Data for this exercise:

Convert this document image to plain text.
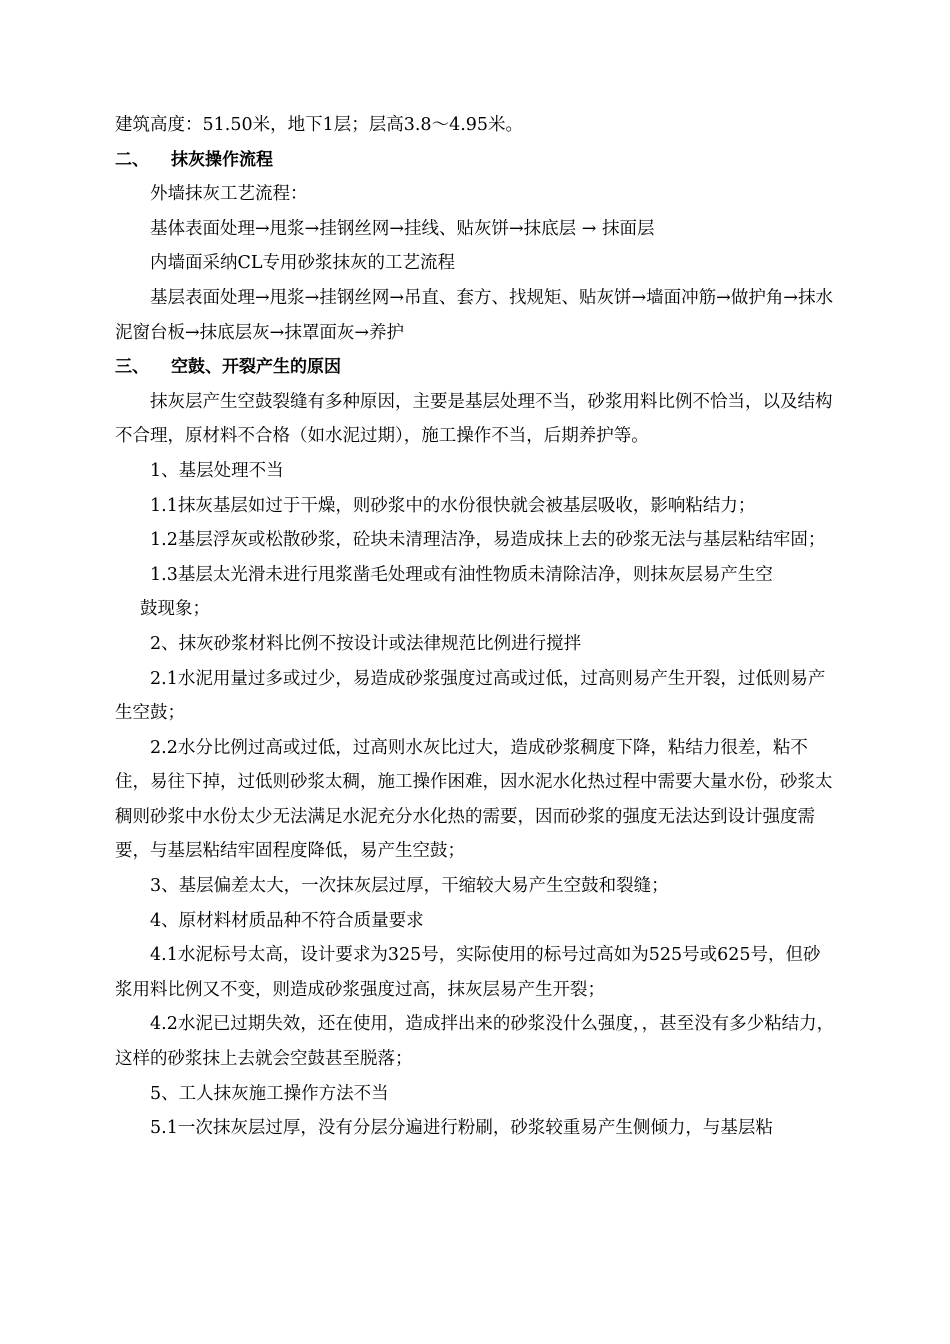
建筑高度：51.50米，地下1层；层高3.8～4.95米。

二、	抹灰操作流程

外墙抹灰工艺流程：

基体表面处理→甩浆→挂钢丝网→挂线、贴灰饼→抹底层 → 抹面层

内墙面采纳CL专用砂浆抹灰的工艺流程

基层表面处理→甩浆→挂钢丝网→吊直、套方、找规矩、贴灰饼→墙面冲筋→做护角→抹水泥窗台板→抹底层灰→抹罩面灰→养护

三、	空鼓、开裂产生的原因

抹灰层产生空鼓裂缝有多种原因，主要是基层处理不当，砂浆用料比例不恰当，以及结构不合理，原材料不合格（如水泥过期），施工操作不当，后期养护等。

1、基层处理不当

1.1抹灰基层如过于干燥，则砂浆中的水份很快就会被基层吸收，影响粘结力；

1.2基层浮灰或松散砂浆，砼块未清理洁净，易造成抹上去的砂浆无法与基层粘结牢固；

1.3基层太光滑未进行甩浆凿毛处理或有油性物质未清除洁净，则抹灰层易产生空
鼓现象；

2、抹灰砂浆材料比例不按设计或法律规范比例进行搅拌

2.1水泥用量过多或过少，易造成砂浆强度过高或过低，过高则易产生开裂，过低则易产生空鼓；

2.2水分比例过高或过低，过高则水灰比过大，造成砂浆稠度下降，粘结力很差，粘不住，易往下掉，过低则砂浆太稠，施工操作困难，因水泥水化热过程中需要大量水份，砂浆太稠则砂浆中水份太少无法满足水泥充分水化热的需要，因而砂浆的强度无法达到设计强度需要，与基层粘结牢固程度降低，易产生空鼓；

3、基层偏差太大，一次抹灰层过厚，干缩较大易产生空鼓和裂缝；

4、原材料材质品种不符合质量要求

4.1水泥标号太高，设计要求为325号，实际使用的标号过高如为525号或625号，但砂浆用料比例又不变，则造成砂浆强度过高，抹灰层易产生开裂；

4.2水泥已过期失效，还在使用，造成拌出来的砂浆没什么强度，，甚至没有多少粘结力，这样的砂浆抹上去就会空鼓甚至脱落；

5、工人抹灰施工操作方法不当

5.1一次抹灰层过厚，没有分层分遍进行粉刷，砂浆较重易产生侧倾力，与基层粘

--

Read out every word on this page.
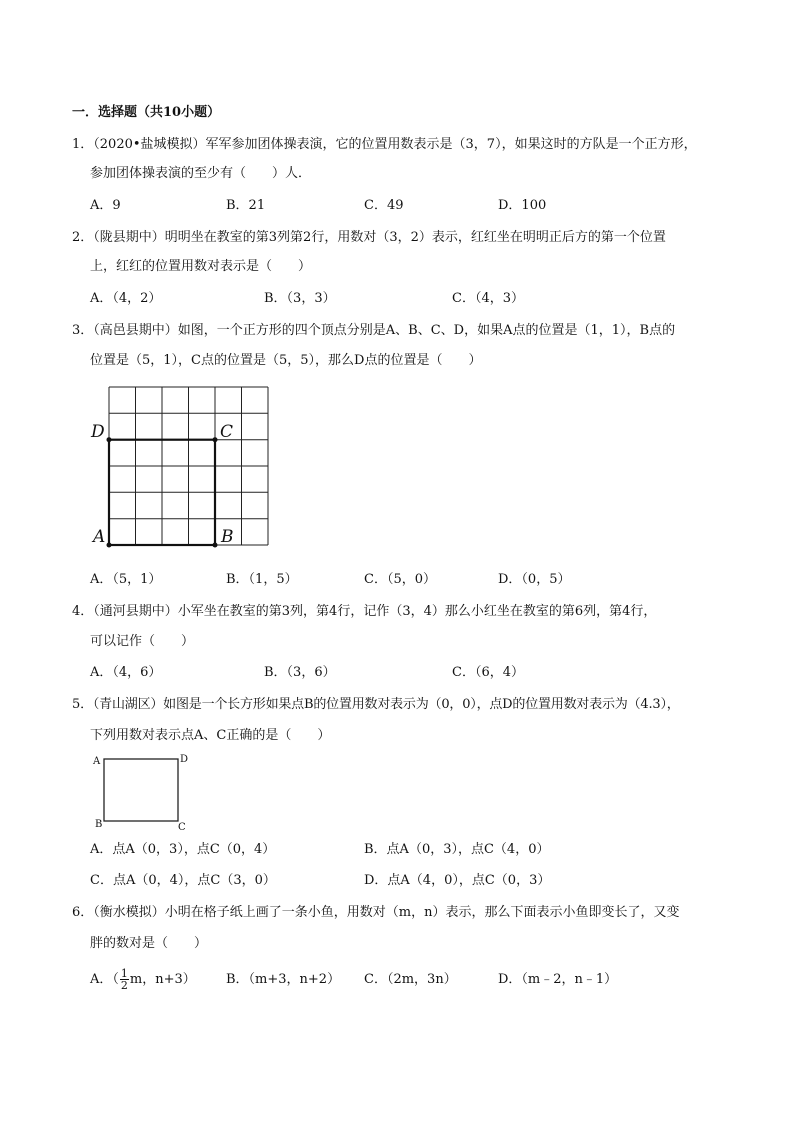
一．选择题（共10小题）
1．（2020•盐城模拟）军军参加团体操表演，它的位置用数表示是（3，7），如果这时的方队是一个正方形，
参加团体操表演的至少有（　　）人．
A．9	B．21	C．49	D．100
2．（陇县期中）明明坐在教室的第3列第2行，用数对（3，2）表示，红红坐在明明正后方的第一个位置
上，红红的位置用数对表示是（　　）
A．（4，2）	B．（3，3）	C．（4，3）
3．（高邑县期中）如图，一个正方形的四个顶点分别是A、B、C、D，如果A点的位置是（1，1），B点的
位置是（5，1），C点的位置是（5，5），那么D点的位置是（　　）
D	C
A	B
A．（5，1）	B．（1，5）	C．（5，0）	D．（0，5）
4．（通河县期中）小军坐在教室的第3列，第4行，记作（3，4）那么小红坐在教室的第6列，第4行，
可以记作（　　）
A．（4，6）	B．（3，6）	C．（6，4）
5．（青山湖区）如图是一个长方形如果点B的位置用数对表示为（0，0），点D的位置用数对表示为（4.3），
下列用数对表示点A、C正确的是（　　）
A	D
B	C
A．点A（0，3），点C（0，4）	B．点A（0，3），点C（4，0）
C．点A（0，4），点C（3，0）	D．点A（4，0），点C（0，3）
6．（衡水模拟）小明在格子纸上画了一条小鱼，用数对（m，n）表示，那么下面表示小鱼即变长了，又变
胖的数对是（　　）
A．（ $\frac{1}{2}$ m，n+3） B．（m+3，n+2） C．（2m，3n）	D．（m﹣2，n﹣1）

--

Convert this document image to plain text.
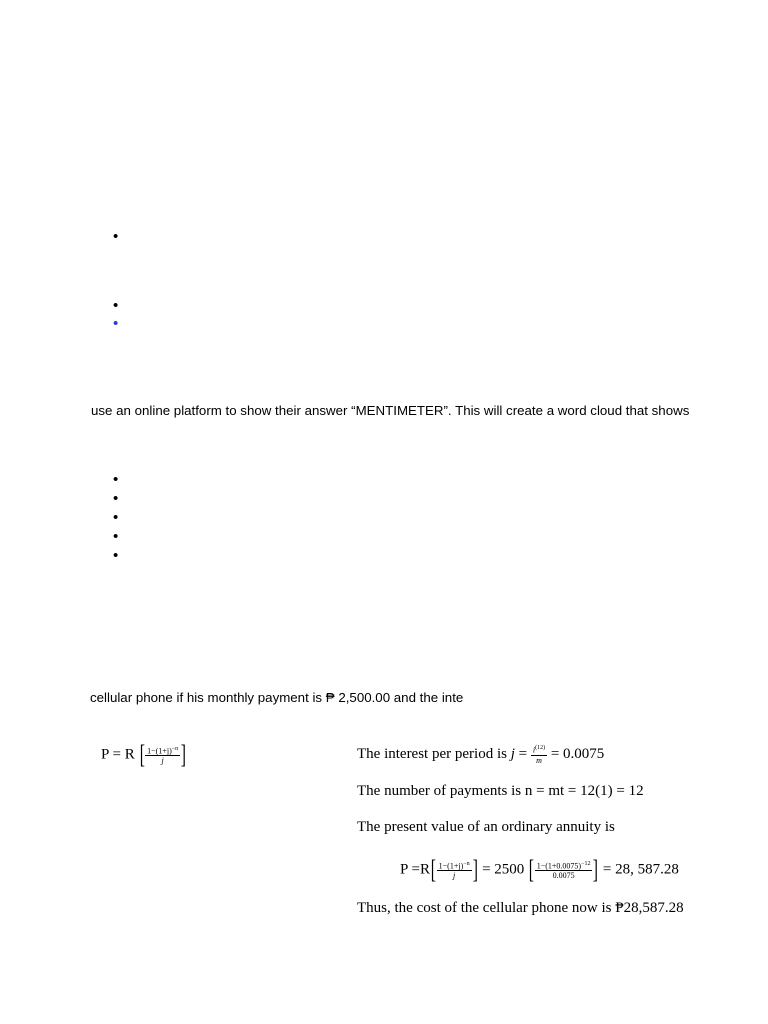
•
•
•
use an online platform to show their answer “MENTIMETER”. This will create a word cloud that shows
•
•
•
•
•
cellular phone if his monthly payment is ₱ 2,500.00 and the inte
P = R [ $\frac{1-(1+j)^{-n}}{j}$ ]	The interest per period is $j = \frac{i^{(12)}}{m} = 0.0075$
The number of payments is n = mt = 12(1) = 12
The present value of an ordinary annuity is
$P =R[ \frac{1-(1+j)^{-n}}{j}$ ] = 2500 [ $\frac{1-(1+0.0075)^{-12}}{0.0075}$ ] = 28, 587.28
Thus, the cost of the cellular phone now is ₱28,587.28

What you are asked to do:
Copy each line of the data above that holds "frac".

Answer for the task:
A．（ $\frac{1}{2}$ m，n+3） B．（m+3，n+2） C．（2m，3n）	D．（m﹣2，n﹣1）
P = R [ $\frac{1-(1+j)^{-n}}{j}$ ]	The interest per period is $j = \frac{i^{(12)}}{m} = 0.0075$
$P =R[ \frac{1-(1+j)^{-n}}{j}$ ] = 2500 [ $\frac{1-(1+0.0075)^{-12}}{0.0075}$ ] = 28, 587.28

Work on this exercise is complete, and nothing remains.